*Work to complete:* Give a verbatim copy of the lines below, minus the pictures.

*Input for this task:*
_ _ _ _ _ _ _

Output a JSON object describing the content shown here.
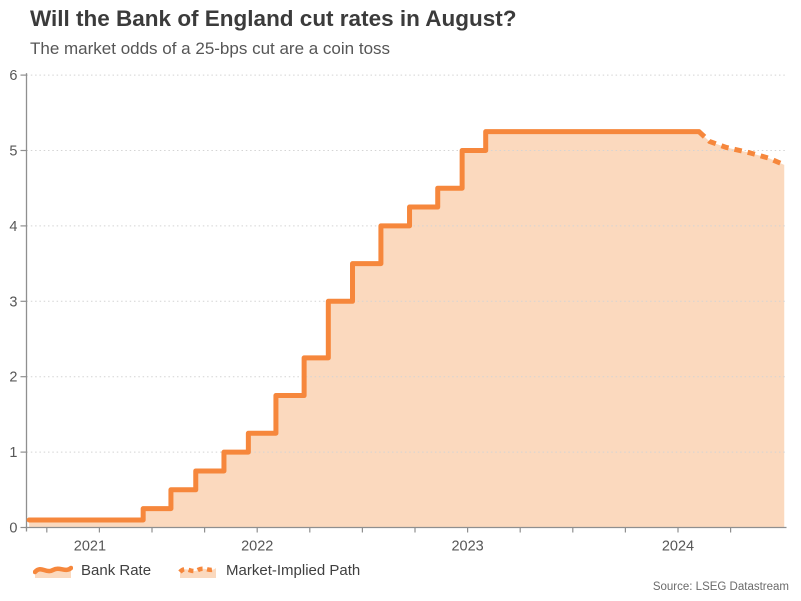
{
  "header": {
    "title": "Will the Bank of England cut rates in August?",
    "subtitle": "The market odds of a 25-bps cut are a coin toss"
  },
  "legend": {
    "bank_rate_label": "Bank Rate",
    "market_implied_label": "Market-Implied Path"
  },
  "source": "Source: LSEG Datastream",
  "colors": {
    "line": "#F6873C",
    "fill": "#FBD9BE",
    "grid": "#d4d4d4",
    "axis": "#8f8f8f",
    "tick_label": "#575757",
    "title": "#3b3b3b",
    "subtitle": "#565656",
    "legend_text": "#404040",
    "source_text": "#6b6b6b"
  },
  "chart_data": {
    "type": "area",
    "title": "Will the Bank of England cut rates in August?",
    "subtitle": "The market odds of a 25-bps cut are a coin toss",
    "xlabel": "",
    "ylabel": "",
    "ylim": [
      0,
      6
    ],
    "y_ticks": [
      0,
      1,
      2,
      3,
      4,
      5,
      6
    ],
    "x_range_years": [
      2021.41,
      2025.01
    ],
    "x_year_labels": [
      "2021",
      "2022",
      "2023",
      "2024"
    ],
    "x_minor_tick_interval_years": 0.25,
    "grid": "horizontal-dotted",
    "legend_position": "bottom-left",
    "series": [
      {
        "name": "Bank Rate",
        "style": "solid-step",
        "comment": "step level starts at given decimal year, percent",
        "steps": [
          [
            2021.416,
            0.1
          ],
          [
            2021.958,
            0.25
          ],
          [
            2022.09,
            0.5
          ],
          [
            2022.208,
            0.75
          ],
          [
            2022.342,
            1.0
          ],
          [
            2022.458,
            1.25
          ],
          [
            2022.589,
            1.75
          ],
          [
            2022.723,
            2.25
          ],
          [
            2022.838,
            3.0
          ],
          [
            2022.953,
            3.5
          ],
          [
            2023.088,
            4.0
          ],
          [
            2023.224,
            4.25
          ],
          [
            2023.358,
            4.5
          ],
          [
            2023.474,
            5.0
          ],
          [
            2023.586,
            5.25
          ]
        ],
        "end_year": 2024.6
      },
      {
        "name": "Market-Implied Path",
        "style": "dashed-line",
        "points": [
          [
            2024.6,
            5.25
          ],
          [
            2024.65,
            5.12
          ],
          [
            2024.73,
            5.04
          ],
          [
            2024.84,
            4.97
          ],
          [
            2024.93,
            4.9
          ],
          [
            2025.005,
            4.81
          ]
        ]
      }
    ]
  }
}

_ _ _ _ _ _ _

*Exercise output:*
Output a JSON object describing the content shown here.
{
  "header": {
    "title": "Will the Bank of England cut rates in August?",
    "subtitle": "The market odds of a 25-bps cut are a coin toss"
  },
  "legend": {
    "bank_rate_label": "Bank Rate",
    "market_implied_label": "Market-Implied Path"
  },
  "source": "Source: LSEG Datastream",
  "colors": {
    "line": "#F6873C",
    "fill": "#FBD9BE",
    "grid": "#d4d4d4",
    "axis": "#8f8f8f",
    "tick_label": "#575757",
    "title": "#3b3b3b",
    "subtitle": "#565656",
    "legend_text": "#404040",
    "source_text": "#6b6b6b"
  },
  "chart_data": {
    "type": "area",
    "title": "Will the Bank of England cut rates in August?",
    "subtitle": "The market odds of a 25-bps cut are a coin toss",
    "xlabel": "",
    "ylabel": "",
    "ylim": [
      0,
      6
    ],
    "y_ticks": [
      0,
      1,
      2,
      3,
      4,
      5,
      6
    ],
    "x_range_years": [
      2021.41,
      2025.01
    ],
    "x_year_labels": [
      "2021",
      "2022",
      "2023",
      "2024"
    ],
    "x_minor_tick_interval_years": 0.25,
    "grid": "horizontal-dotted",
    "legend_position": "bottom-left",
    "series": [
      {
        "name": "Bank Rate",
        "style": "solid-step",
        "comment": "step level starts at given decimal year, percent",
        "steps": [
          [
            2021.416,
            0.1
          ],
          [
            2021.958,
            0.25
          ],
          [
            2022.09,
            0.5
          ],
          [
            2022.208,
            0.75
          ],
          [
            2022.342,
            1.0
          ],
          [
            2022.458,
            1.25
          ],
          [
            2022.589,
            1.75
          ],
          [
            2022.723,
            2.25
          ],
          [
            2022.838,
            3.0
          ],
          [
            2022.953,
            3.5
          ],
          [
            2023.088,
            4.0
          ],
          [
            2023.224,
            4.25
          ],
          [
            2023.358,
            4.5
          ],
          [
            2023.474,
            5.0
          ],
          [
            2023.586,
            5.25
          ]
        ],
        "end_year": 2024.6
      },
      {
        "name": "Market-Implied Path",
        "style": "dashed-line",
        "points": [
          [
            2024.6,
            5.25
          ],
          [
            2024.65,
            5.12
          ],
          [
            2024.73,
            5.04
          ],
          [
            2024.84,
            4.97
          ],
          [
            2024.93,
            4.9
          ],
          [
            2025.005,
            4.81
          ]
        ]
      }
    ]
  }
}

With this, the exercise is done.